Challenge
Determine how many lines hold "image" and give only that number.

Stored data entries
.....

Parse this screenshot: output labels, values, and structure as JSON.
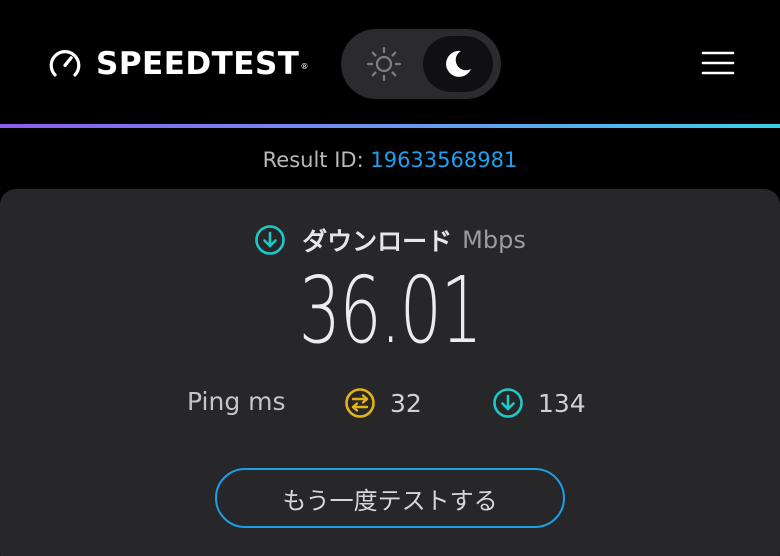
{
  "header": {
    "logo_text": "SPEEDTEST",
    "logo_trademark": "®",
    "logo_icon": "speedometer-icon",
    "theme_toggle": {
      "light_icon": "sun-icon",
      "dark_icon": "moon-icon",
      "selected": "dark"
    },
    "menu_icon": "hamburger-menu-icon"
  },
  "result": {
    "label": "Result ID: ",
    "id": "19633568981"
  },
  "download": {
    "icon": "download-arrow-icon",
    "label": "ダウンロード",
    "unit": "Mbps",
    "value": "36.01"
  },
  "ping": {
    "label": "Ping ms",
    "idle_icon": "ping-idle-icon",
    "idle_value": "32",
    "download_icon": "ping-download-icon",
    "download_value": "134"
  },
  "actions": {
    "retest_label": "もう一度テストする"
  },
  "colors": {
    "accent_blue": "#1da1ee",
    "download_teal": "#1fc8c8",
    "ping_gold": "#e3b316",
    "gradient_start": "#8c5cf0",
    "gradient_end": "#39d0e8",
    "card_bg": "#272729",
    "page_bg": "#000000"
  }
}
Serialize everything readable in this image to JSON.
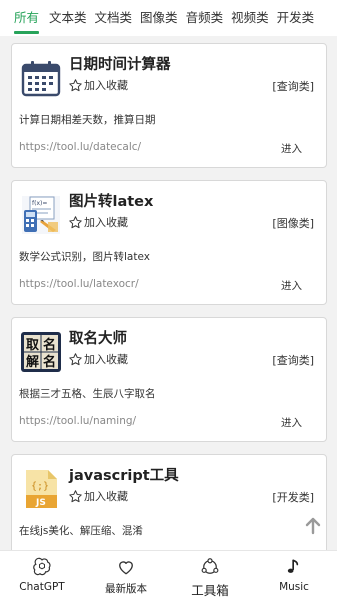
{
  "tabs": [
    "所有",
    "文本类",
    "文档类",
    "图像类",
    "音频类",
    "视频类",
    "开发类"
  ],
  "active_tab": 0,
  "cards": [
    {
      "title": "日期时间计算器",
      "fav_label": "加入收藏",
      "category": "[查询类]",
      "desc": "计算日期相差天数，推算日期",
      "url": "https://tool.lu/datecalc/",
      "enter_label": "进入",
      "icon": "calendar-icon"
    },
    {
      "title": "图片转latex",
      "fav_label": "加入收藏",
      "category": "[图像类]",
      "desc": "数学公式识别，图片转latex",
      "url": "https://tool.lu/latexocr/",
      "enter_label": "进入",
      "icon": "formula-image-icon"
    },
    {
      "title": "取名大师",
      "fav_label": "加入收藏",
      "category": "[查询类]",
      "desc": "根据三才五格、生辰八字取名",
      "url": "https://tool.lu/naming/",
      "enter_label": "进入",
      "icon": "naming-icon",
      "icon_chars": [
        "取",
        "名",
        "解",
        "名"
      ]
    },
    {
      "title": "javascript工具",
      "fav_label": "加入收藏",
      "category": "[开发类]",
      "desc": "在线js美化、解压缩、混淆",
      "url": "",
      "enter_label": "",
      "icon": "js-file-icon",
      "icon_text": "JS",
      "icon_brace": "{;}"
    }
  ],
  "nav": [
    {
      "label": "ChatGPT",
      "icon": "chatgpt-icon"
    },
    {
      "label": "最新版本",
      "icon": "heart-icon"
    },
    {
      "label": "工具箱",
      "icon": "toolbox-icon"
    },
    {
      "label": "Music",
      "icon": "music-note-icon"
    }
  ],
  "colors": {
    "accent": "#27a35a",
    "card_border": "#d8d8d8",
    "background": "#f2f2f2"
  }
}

.....

Answer to the task
2